- _Work required_: Repeat all of the rows below verbatim, with no change to any line.

- _Data for the task_:
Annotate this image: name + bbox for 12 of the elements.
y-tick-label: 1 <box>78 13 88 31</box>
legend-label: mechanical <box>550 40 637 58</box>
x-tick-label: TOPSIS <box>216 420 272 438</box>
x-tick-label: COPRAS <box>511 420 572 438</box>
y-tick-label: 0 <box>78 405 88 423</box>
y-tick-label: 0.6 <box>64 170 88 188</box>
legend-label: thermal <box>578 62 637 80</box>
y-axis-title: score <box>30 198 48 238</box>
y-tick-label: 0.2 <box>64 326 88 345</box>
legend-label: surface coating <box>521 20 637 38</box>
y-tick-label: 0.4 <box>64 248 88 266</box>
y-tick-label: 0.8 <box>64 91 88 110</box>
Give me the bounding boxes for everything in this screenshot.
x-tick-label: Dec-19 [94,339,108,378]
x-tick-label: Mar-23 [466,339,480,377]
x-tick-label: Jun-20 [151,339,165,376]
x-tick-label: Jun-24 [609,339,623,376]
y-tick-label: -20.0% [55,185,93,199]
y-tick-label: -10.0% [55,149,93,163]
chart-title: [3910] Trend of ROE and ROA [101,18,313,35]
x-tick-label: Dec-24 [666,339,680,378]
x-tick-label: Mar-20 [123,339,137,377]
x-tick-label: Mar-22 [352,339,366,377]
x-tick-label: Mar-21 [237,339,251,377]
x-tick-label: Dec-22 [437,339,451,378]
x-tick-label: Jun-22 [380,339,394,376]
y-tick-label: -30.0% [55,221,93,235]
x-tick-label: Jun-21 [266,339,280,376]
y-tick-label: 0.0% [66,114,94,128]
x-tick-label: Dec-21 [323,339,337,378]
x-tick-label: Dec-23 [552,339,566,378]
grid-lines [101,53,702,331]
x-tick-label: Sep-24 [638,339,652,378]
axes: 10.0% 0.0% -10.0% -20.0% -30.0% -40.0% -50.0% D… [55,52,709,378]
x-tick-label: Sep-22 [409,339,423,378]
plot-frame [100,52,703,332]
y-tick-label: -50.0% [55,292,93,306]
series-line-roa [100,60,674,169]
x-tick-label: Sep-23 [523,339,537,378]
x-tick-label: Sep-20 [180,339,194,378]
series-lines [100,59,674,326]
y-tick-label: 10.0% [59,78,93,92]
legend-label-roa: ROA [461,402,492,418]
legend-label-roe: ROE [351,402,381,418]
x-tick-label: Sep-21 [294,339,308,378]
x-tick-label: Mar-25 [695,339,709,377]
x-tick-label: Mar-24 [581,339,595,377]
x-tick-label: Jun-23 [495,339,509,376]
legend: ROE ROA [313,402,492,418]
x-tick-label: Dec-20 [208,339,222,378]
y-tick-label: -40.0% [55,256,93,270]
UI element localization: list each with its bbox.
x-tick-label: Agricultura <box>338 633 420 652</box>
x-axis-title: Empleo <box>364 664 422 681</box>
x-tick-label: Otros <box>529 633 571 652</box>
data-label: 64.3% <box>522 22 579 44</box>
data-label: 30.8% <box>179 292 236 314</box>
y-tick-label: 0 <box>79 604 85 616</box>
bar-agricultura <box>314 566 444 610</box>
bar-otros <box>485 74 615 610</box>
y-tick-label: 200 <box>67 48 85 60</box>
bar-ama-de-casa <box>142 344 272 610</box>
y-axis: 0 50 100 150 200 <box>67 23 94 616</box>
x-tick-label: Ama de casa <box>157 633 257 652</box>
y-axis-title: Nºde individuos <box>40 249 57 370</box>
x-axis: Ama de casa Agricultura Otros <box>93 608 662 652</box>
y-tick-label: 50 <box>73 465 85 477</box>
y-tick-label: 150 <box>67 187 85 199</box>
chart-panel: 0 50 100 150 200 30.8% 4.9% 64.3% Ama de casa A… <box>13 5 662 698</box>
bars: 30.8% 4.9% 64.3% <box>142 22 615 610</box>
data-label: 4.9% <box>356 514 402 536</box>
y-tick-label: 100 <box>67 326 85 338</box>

- _Response to the exercise_:
Annotate this image: name + bbox for 12 of the elements.
y-tick-label: 1 <box>78 13 88 31</box>
legend-label: mechanical <box>550 40 637 58</box>
x-tick-label: TOPSIS <box>216 420 272 438</box>
x-tick-label: COPRAS <box>511 420 572 438</box>
y-tick-label: 0 <box>78 405 88 423</box>
y-tick-label: 0.6 <box>64 170 88 188</box>
legend-label: thermal <box>578 62 637 80</box>
y-axis-title: score <box>30 198 48 238</box>
y-tick-label: 0.2 <box>64 326 88 345</box>
legend-label: surface coating <box>521 20 637 38</box>
y-tick-label: 0.4 <box>64 248 88 266</box>
y-tick-label: 0.8 <box>64 91 88 110</box>
Give me the bounding boxes for everything in this screenshot.
x-tick-label: Dec-19 [94,339,108,378]
x-tick-label: Mar-23 [466,339,480,377]
x-tick-label: Jun-20 [151,339,165,376]
x-tick-label: Jun-24 [609,339,623,376]
y-tick-label: -20.0% [55,185,93,199]
y-tick-label: -10.0% [55,149,93,163]
chart-title: [3910] Trend of ROE and ROA [101,18,313,35]
x-tick-label: Dec-24 [666,339,680,378]
x-tick-label: Mar-20 [123,339,137,377]
x-tick-label: Mar-22 [352,339,366,377]
x-tick-label: Mar-21 [237,339,251,377]
x-tick-label: Dec-22 [437,339,451,378]
x-tick-label: Jun-22 [380,339,394,376]
y-tick-label: -30.0% [55,221,93,235]
x-tick-label: Jun-21 [266,339,280,376]
y-tick-label: 0.0% [66,114,94,128]
x-tick-label: Dec-21 [323,339,337,378]
x-tick-label: Dec-23 [552,339,566,378]
grid-lines [101,53,702,331]
x-tick-label: Sep-24 [638,339,652,378]
axes: 10.0% 0.0% -10.0% -20.0% -30.0% -40.0% -50.0% D… [55,52,709,378]
x-tick-label: Sep-22 [409,339,423,378]
plot-frame [100,52,703,332]
y-tick-label: -50.0% [55,292,93,306]
series-line-roa [100,60,674,169]
x-tick-label: Sep-23 [523,339,537,378]
x-tick-label: Sep-20 [180,339,194,378]
series-lines [100,59,674,326]
y-tick-label: 10.0% [59,78,93,92]
legend-label-roa: ROA [461,402,492,418]
legend-label-roe: ROE [351,402,381,418]
x-tick-label: Sep-21 [294,339,308,378]
x-tick-label: Mar-25 [695,339,709,377]
x-tick-label: Mar-24 [581,339,595,377]
x-tick-label: Jun-23 [495,339,509,376]
legend: ROE ROA [313,402,492,418]
x-tick-label: Dec-20 [208,339,222,378]
y-tick-label: -40.0% [55,256,93,270]
UI element localization: list each with its bbox.
x-tick-label: Agricultura <box>338 633 420 652</box>
x-axis-title: Empleo <box>364 664 422 681</box>
x-tick-label: Otros <box>529 633 571 652</box>
data-label: 64.3% <box>522 22 579 44</box>
data-label: 30.8% <box>179 292 236 314</box>
y-tick-label: 0 <box>79 604 85 616</box>
bar-agricultura <box>314 566 444 610</box>
bar-otros <box>485 74 615 610</box>
y-tick-label: 200 <box>67 48 85 60</box>
bar-ama-de-casa <box>142 344 272 610</box>
y-axis: 0 50 100 150 200 <box>67 23 94 616</box>
x-tick-label: Ama de casa <box>157 633 257 652</box>
y-axis-title: Nºde individuos <box>40 249 57 370</box>
x-axis: Ama de casa Agricultura Otros <box>93 608 662 652</box>
y-tick-label: 50 <box>73 465 85 477</box>
y-tick-label: 150 <box>67 187 85 199</box>
chart-panel: 0 50 100 150 200 30.8% 4.9% 64.3% Ama de casa A… <box>13 5 662 698</box>
bars: 30.8% 4.9% 64.3% <box>142 22 615 610</box>
data-label: 4.9% <box>356 514 402 536</box>
y-tick-label: 100 <box>67 326 85 338</box>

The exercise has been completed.